▸ **Consegna**
Riporta il passo del testo sulla presentazione del libro cominciando da "A quindici anni" e proseguendo fino a "il nostro tempo.", con "lettera" cambiato in "missiva".

Un libro che attraversa confini geografici e morali, fondendo memoria personale e riflessione politica. Lunedì 13 aprile 2026, alle 21, l’Officina Badoni di Lecco ospiterà la prima presentazione di «Caro Vik ti scrivo. Lettere e reportage da Oslo a Gaza» di Anna Maria Selini. Un evento intenso e significativo, capace di parlare al presente partendo da una ferita ancora aperta.
Officina Badoni presenta la prima del libro «Caro Vik ti scrivo»
A quindici anni dall’uccisione di Vittorio Arrigoni, attivista per i diritti umani e profondamente impegnato nella causa palestinese, Selini sceglie la forma intima e diretta della lettera per ricordarne la figura e, allo stesso tempo, interrogare il nostro tempo.
Il libro alterna reportage sul campo, riflessioni e interviste, offrendo uno sguardo complesso su una delle questioni più drammatiche della contemporaneità. Dal sogno degli Accordi di Oslo alla tragedia del 7 ottobre, fino alla quotidianità nei territori palestinesi, il racconto costruisce un quadro vivido e stratificato.
Tra le voci che arricchiscono il volume ci sono lo storico Ilan Pappé, la relatrice speciale ONU Francesca Albanese e l’esperta degli Accordi di Oslo Hilde H. Waage. Al centro resta Gaza, definita un «inferno» contemporaneo, ma il libro dà spazio anche a storie di resistenza e umanità: i bambini palestinesi, i refusenik israeliani e i giornalisti che continuano a raccontare nonostante tutto. Le illustrazioni di Fogliazza accompagnano la narrazione, aggiungendo un potente valore visivo.
Durante la serata dialogheranno con l’autrice Duccio Facchini, direttore di Altreconomia, e Maria Elena Delia, portavoce della Global Sumud Flotilla, in un confronto che promette di aprire lo sguardo e stimolare la discussione.
In un’epoca segnata dalla rapidità e dalla superficialità dell’informazione, Selini sottolinea l’importanza dell’approfondimento e dell’empatia, rilanciando con forza il messaggio che Arrigoni aveva reso simbolo del suo impegno: «Restiamo umani».

▸ **Dati registrati**

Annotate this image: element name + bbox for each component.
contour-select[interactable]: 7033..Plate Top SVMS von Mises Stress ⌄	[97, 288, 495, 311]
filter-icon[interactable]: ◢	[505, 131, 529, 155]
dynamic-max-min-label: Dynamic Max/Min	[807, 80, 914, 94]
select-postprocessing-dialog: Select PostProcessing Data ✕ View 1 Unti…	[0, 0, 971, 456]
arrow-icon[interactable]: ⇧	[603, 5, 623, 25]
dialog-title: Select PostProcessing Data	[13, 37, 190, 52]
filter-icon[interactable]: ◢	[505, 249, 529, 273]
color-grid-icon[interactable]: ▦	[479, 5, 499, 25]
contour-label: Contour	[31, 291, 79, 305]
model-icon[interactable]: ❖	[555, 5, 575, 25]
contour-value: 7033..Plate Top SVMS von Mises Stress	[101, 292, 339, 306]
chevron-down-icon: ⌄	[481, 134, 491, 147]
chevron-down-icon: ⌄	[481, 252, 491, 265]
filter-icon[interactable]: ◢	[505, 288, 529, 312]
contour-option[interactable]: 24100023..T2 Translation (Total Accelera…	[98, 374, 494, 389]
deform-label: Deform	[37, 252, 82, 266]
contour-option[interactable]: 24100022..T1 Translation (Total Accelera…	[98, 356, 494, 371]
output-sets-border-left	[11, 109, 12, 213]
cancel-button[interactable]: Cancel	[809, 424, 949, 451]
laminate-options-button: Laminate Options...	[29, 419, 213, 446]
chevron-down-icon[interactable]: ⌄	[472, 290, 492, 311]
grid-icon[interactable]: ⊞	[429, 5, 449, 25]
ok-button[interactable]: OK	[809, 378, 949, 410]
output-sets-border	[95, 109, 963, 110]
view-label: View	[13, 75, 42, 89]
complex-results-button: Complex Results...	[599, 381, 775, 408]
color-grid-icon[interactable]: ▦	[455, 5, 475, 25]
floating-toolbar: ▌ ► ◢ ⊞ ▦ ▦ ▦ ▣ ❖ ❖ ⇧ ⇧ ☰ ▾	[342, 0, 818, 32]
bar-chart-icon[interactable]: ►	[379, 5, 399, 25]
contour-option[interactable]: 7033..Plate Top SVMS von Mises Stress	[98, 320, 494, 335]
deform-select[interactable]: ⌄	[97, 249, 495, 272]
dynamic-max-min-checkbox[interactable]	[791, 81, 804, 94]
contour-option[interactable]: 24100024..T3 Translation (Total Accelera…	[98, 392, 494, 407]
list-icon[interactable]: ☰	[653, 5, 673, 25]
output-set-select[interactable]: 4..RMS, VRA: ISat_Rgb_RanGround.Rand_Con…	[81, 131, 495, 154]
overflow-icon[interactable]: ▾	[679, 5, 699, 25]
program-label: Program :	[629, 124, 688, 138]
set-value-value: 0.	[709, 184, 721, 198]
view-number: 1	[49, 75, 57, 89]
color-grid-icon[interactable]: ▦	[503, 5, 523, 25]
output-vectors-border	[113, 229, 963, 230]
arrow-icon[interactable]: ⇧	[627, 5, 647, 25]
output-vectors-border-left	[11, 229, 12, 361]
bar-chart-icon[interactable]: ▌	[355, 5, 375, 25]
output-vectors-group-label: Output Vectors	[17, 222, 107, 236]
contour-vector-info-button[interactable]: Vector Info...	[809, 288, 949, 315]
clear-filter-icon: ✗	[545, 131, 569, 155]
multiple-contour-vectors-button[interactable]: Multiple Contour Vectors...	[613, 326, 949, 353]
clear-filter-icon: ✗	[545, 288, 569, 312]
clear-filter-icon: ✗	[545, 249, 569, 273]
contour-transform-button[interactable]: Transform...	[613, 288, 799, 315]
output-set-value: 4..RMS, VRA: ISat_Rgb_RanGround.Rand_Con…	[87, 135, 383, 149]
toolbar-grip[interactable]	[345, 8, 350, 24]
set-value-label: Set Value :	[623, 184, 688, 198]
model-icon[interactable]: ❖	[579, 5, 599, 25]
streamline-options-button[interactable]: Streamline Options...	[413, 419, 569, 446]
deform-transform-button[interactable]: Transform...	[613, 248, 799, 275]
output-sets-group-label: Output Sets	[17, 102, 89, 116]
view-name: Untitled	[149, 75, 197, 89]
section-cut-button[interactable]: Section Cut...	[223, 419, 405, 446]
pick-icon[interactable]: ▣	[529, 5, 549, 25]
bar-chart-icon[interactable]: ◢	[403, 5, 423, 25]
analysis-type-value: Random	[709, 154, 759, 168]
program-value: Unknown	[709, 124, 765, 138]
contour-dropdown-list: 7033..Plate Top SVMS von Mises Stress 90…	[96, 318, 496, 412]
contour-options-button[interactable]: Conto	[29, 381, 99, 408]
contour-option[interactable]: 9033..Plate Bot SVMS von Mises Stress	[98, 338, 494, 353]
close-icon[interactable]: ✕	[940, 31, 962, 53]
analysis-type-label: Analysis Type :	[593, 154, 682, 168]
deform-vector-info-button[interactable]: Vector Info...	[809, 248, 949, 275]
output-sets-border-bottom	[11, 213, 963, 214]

▸ **Svolgimento**
A quindici anni dall’uccisione di Vittorio Arrigoni, attivista per i diritti umani e profondamente impegnato nella causa palestinese, Selini sceglie la forma intima e diretta della missiva per ricordarne la figura e, allo stesso tempo, interrogare il nostro tempo.